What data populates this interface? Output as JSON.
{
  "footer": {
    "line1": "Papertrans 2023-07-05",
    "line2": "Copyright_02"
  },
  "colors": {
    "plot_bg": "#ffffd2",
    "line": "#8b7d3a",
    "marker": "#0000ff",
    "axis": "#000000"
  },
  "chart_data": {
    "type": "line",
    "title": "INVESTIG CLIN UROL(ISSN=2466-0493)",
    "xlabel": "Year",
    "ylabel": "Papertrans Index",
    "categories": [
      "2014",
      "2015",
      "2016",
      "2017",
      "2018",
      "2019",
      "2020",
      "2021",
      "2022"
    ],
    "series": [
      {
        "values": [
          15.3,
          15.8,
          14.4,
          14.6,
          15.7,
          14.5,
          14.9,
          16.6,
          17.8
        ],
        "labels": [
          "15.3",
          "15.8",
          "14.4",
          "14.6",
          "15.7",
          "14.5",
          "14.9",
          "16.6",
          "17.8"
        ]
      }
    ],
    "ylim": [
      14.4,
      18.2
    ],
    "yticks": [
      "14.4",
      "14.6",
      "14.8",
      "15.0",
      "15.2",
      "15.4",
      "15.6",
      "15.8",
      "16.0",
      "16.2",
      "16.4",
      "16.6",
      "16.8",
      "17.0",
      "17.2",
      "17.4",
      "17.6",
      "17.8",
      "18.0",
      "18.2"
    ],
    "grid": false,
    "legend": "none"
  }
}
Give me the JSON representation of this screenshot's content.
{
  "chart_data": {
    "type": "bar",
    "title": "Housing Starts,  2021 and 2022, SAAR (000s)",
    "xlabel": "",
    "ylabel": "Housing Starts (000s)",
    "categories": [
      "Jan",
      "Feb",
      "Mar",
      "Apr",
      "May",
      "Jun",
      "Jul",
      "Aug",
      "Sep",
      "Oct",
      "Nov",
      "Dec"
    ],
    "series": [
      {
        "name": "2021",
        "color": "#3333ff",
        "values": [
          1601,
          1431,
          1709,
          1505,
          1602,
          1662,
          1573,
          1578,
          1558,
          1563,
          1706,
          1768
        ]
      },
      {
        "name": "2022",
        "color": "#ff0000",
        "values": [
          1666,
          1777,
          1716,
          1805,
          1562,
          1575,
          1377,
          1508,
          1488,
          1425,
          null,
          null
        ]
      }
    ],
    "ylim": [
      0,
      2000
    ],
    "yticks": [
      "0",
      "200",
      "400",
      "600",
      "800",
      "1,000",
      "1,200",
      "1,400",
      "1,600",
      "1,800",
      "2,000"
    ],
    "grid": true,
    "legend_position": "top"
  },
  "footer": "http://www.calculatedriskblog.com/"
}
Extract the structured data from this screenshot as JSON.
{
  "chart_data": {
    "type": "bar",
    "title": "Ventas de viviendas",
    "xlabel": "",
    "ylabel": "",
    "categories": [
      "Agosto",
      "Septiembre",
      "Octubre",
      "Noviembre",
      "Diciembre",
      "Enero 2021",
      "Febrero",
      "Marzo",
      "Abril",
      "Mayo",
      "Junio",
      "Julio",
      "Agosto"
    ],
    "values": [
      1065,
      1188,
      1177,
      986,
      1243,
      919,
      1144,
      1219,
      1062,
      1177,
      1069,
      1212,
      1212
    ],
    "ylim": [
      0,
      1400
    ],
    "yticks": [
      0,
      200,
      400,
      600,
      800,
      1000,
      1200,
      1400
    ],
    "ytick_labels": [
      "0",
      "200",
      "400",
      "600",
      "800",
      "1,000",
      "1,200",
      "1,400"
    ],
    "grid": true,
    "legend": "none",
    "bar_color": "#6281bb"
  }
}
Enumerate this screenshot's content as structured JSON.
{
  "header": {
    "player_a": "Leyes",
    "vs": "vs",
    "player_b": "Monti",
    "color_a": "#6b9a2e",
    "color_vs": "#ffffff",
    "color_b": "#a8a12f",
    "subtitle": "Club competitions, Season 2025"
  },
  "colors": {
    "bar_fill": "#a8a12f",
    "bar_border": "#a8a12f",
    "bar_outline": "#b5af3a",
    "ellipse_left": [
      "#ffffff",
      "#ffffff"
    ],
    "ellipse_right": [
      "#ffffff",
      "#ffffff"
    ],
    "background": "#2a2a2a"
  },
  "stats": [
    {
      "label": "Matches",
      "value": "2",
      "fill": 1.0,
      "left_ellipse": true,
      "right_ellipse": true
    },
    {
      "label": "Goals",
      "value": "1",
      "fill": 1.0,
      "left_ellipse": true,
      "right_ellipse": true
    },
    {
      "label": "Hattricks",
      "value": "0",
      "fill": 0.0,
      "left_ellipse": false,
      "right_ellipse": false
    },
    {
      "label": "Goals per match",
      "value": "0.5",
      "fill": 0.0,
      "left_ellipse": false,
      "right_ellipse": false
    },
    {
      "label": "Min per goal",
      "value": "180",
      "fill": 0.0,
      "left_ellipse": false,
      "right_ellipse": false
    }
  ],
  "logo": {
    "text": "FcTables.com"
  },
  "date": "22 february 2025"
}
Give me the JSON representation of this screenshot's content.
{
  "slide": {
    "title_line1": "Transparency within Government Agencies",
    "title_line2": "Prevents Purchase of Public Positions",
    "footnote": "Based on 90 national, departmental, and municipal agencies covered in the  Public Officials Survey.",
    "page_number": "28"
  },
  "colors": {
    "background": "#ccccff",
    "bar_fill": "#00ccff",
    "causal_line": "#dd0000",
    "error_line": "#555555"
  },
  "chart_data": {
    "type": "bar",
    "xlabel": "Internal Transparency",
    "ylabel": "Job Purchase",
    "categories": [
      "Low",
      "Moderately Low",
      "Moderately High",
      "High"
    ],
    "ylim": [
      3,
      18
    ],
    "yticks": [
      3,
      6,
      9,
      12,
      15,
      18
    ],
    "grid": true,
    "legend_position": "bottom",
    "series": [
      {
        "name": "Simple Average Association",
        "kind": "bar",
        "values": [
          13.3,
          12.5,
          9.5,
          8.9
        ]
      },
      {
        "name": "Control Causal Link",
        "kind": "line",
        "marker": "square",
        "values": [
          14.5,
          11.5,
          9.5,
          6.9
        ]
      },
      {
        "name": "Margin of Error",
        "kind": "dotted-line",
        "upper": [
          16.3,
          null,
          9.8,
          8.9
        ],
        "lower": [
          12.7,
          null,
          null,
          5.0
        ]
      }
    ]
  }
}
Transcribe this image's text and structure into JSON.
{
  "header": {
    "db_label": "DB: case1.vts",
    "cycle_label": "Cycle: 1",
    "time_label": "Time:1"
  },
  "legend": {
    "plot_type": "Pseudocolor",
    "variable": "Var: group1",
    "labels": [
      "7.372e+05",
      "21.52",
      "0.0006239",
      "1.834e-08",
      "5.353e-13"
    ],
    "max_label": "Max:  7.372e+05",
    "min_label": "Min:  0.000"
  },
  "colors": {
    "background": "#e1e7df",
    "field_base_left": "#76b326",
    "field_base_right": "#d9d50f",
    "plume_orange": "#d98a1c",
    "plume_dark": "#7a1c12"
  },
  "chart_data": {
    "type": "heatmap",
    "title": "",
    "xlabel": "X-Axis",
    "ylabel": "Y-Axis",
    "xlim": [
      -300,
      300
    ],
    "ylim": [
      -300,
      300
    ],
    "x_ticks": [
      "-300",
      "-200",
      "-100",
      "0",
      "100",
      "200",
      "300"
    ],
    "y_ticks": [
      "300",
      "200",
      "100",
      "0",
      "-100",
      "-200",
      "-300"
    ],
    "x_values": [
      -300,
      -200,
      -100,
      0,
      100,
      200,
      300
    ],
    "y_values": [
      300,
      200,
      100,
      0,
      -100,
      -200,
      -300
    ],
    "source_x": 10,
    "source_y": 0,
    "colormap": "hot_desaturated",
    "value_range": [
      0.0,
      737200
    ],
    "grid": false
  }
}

------------------------

◆ **Request**:
Output all records verbatim.

◆ **Solution for this task**:
What data populates this interface? Output as JSON.
{
  "footer": {
    "line1": "Papertrans 2023-07-05",
    "line2": "Copyright_02"
  },
  "colors": {
    "plot_bg": "#ffffd2",
    "line": "#8b7d3a",
    "marker": "#0000ff",
    "axis": "#000000"
  },
  "chart_data": {
    "type": "line",
    "title": "INVESTIG CLIN UROL(ISSN=2466-0493)",
    "xlabel": "Year",
    "ylabel": "Papertrans Index",
    "categories": [
      "2014",
      "2015",
      "2016",
      "2017",
      "2018",
      "2019",
      "2020",
      "2021",
      "2022"
    ],
    "series": [
      {
        "values": [
          15.3,
          15.8,
          14.4,
          14.6,
          15.7,
          14.5,
          14.9,
          16.6,
          17.8
        ],
        "labels": [
          "15.3",
          "15.8",
          "14.4",
          "14.6",
          "15.7",
          "14.5",
          "14.9",
          "16.6",
          "17.8"
        ]
      }
    ],
    "ylim": [
      14.4,
      18.2
    ],
    "yticks": [
      "14.4",
      "14.6",
      "14.8",
      "15.0",
      "15.2",
      "15.4",
      "15.6",
      "15.8",
      "16.0",
      "16.2",
      "16.4",
      "16.6",
      "16.8",
      "17.0",
      "17.2",
      "17.4",
      "17.6",
      "17.8",
      "18.0",
      "18.2"
    ],
    "grid": false,
    "legend": "none"
  }
}
Give me the JSON representation of this screenshot's content.
{
  "chart_data": {
    "type": "bar",
    "title": "Housing Starts,  2021 and 2022, SAAR (000s)",
    "xlabel": "",
    "ylabel": "Housing Starts (000s)",
    "categories": [
      "Jan",
      "Feb",
      "Mar",
      "Apr",
      "May",
      "Jun",
      "Jul",
      "Aug",
      "Sep",
      "Oct",
      "Nov",
      "Dec"
    ],
    "series": [
      {
        "name": "2021",
        "color": "#3333ff",
        "values": [
          1601,
          1431,
          1709,
          1505,
          1602,
          1662,
          1573,
          1578,
          1558,
          1563,
          1706,
          1768
        ]
      },
      {
        "name": "2022",
        "color": "#ff0000",
        "values": [
          1666,
          1777,
          1716,
          1805,
          1562,
          1575,
          1377,
          1508,
          1488,
          1425,
          null,
          null
        ]
      }
    ],
    "ylim": [
      0,
      2000
    ],
    "yticks": [
      "0",
      "200",
      "400",
      "600",
      "800",
      "1,000",
      "1,200",
      "1,400",
      "1,600",
      "1,800",
      "2,000"
    ],
    "grid": true,
    "legend_position": "top"
  },
  "footer": "http://www.calculatedriskblog.com/"
}
Extract the structured data from this screenshot as JSON.
{
  "chart_data": {
    "type": "bar",
    "title": "Ventas de viviendas",
    "xlabel": "",
    "ylabel": "",
    "categories": [
      "Agosto",
      "Septiembre",
      "Octubre",
      "Noviembre",
      "Diciembre",
      "Enero 2021",
      "Febrero",
      "Marzo",
      "Abril",
      "Mayo",
      "Junio",
      "Julio",
      "Agosto"
    ],
    "values": [
      1065,
      1188,
      1177,
      986,
      1243,
      919,
      1144,
      1219,
      1062,
      1177,
      1069,
      1212,
      1212
    ],
    "ylim": [
      0,
      1400
    ],
    "yticks": [
      0,
      200,
      400,
      600,
      800,
      1000,
      1200,
      1400
    ],
    "ytick_labels": [
      "0",
      "200",
      "400",
      "600",
      "800",
      "1,000",
      "1,200",
      "1,400"
    ],
    "grid": true,
    "legend": "none",
    "bar_color": "#6281bb"
  }
}
Enumerate this screenshot's content as structured JSON.
{
  "header": {
    "player_a": "Leyes",
    "vs": "vs",
    "player_b": "Monti",
    "color_a": "#6b9a2e",
    "color_vs": "#ffffff",
    "color_b": "#a8a12f",
    "subtitle": "Club competitions, Season 2025"
  },
  "colors": {
    "bar_fill": "#a8a12f",
    "bar_border": "#a8a12f",
    "bar_outline": "#b5af3a",
    "ellipse_left": [
      "#ffffff",
      "#ffffff"
    ],
    "ellipse_right": [
      "#ffffff",
      "#ffffff"
    ],
    "background": "#2a2a2a"
  },
  "stats": [
    {
      "label": "Matches",
      "value": "2",
      "fill": 1.0,
      "left_ellipse": true,
      "right_ellipse": true
    },
    {
      "label": "Goals",
      "value": "1",
      "fill": 1.0,
      "left_ellipse": true,
      "right_ellipse": true
    },
    {
      "label": "Hattricks",
      "value": "0",
      "fill": 0.0,
      "left_ellipse": false,
      "right_ellipse": false
    },
    {
      "label": "Goals per match",
      "value": "0.5",
      "fill": 0.0,
      "left_ellipse": false,
      "right_ellipse": false
    },
    {
      "label": "Min per goal",
      "value": "180",
      "fill": 0.0,
      "left_ellipse": false,
      "right_ellipse": false
    }
  ],
  "logo": {
    "text": "FcTables.com"
  },
  "date": "22 february 2025"
}
Give me the JSON representation of this screenshot's content.
{
  "slide": {
    "title_line1": "Transparency within Government Agencies",
    "title_line2": "Prevents Purchase of Public Positions",
    "footnote": "Based on 90 national, departmental, and municipal agencies covered in the  Public Officials Survey.",
    "page_number": "28"
  },
  "colors": {
    "background": "#ccccff",
    "bar_fill": "#00ccff",
    "causal_line": "#dd0000",
    "error_line": "#555555"
  },
  "chart_data": {
    "type": "bar",
    "xlabel": "Internal Transparency",
    "ylabel": "Job Purchase",
    "categories": [
      "Low",
      "Moderately Low",
      "Moderately High",
      "High"
    ],
    "ylim": [
      3,
      18
    ],
    "yticks": [
      3,
      6,
      9,
      12,
      15,
      18
    ],
    "grid": true,
    "legend_position": "bottom",
    "series": [
      {
        "name": "Simple Average Association",
        "kind": "bar",
        "values": [
          13.3,
          12.5,
          9.5,
          8.9
        ]
      },
      {
        "name": "Control Causal Link",
        "kind": "line",
        "marker": "square",
        "values": [
          14.5,
          11.5,
          9.5,
          6.9
        ]
      },
      {
        "name": "Margin of Error",
        "kind": "dotted-line",
        "upper": [
          16.3,
          null,
          9.8,
          8.9
        ],
        "lower": [
          12.7,
          null,
          null,
          5.0
        ]
      }
    ]
  }
}
Transcribe this image's text and structure into JSON.
{
  "header": {
    "db_label": "DB: case1.vts",
    "cycle_label": "Cycle: 1",
    "time_label": "Time:1"
  },
  "legend": {
    "plot_type": "Pseudocolor",
    "variable": "Var: group1",
    "labels": [
      "7.372e+05",
      "21.52",
      "0.0006239",
      "1.834e-08",
      "5.353e-13"
    ],
    "max_label": "Max:  7.372e+05",
    "min_label": "Min:  0.000"
  },
  "colors": {
    "background": "#e1e7df",
    "field_base_left": "#76b326",
    "field_base_right": "#d9d50f",
    "plume_orange": "#d98a1c",
    "plume_dark": "#7a1c12"
  },
  "chart_data": {
    "type": "heatmap",
    "title": "",
    "xlabel": "X-Axis",
    "ylabel": "Y-Axis",
    "xlim": [
      -300,
      300
    ],
    "ylim": [
      -300,
      300
    ],
    "x_ticks": [
      "-300",
      "-200",
      "-100",
      "0",
      "100",
      "200",
      "300"
    ],
    "y_ticks": [
      "300",
      "200",
      "100",
      "0",
      "-100",
      "-200",
      "-300"
    ],
    "x_values": [
      -300,
      -200,
      -100,
      0,
      100,
      200,
      300
    ],
    "y_values": [
      300,
      200,
      100,
      0,
      -100,
      -200,
      -300
    ],
    "source_x": 10,
    "source_y": 0,
    "colormap": "hot_desaturated",
    "value_range": [
      0.0,
      737200
    ],
    "grid": false
  }
}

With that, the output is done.